EXTRAIT DU TEXTE:
────────────────────────────────────────

Comment en êtes-vous venu à aborder la notion d’innovation en pédagogie ?
Je ne suis pas un chercheur en sciences de l’éducation. Jusqu’en 2012, j’étais un professeur d’université tout à fait « normal » : je dispensais des cours en amphithéâtre et menais des projets de recherche en laboratoire. J’aime toujours cette approche et ce métier. Sans être des frustrés de l’enseignement académique classique, nous avons cependant osé, avec des collègues, innover. Cette dynamique a pris de l’ampleur au sein de notre université.
Créativité et innovation, quelles distinctions apportez-vous à ces notions ?
Par créativité et innovation en pédagogie, nous entendons deux notions distinctes. La créativité en pédagogie consiste à avoir de nouvelles idées. Par exemple, la classe renversée où les étudiants prennent la place du professeur, construisent le cours, les écrivent, les présentent, structurent l’examen, l’organisent, notent les copies... constituent un exemple de créativité. Grâce à la classe renversée, les étudiants sont parties prenantes de la pédagogie et la définissent eux-mêmes, ce qui leur permet d’apprendre plus facilement.

────────────────────────────────────────

Listes d'éléments et de cadres:

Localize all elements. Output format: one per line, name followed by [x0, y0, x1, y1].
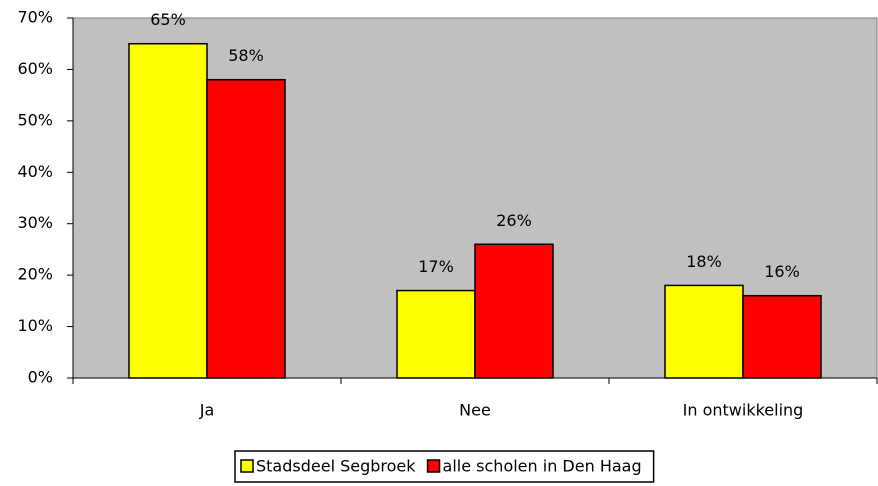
x-tick-label: Ja — [199, 401, 215, 420]
value-label: 65% — [150, 10, 186, 29]
legend-swatch — [426, 459, 441, 473]
y-tick-label: 70% — [17, 8, 53, 27]
y-tick-label: 0% — [28, 368, 53, 387]
value-label: 26% — [496, 211, 532, 230]
y-tick-label: 50% — [17, 110, 53, 129]
bar — [396, 289, 476, 379]
bar — [474, 243, 554, 379]
bar — [742, 294, 822, 379]
legend — [234, 450, 655, 483]
legend-swatch — [240, 459, 254, 473]
y-tick-label: 30% — [17, 213, 53, 232]
legend-label: alle scholen in Den Haag — [443, 457, 642, 476]
y-tick-label: 60% — [17, 59, 53, 78]
bar — [206, 78, 286, 379]
x-tick-label: Nee — [459, 401, 491, 420]
value-label: 58% — [228, 46, 264, 65]
value-label: 18% — [686, 252, 722, 271]
y-tick-label: 20% — [17, 265, 53, 284]
bar — [664, 284, 744, 379]
value-label: 17% — [418, 257, 454, 276]
x-tick-label: In ontwikkeling — [683, 401, 804, 420]
y-tick-label: 10% — [17, 316, 53, 335]
legend-label: Stadsdeel Segbroek — [256, 457, 416, 476]
value-label: 16% — [764, 262, 800, 281]
bar — [128, 42, 208, 379]
y-tick-label: 40% — [17, 162, 53, 181]
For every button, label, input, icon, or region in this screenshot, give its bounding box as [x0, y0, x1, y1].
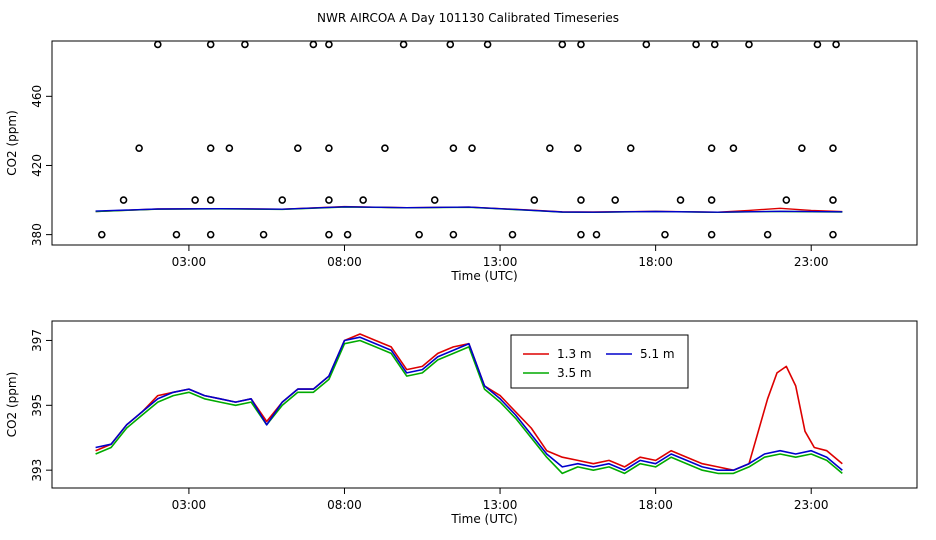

────────────────────────────────────────

EXERCICE 1:
D'après l'extrait sur l'innovation en pédagogie, en quoi consiste la créativité en pédagogie ?
EXERCICE 2:
Recopiez les lignes des listes d'éléments et de cadres, en commençant par la première et en vous arrêtant après celle qui contient « legend-label: alle scholen », incluse. N'incluez pas les images dans votre réponse.
Le texte et les lignes ne présentent aucun lien entre eux.

RÉPONSE ATTENDUE 1:
Elle consiste à avoir de nouvelles idées.

RÉPONSE ATTENDUE 2:
Localize all elements. Output format: one per line, name followed by [x0, y0, x1, y1].
x-tick-label: Ja — [199, 401, 215, 420]
value-label: 65% — [150, 10, 186, 29]
legend-swatch — [426, 459, 441, 473]
y-tick-label: 70% — [17, 8, 53, 27]
y-tick-label: 0% — [28, 368, 53, 387]
value-label: 26% — [496, 211, 532, 230]
y-tick-label: 50% — [17, 110, 53, 129]
bar — [396, 289, 476, 379]
bar — [474, 243, 554, 379]
bar — [742, 294, 822, 379]
legend — [234, 450, 655, 483]
legend-swatch — [240, 459, 254, 473]
y-tick-label: 30% — [17, 213, 53, 232]
legend-label: alle scholen in Den Haag — [443, 457, 642, 476]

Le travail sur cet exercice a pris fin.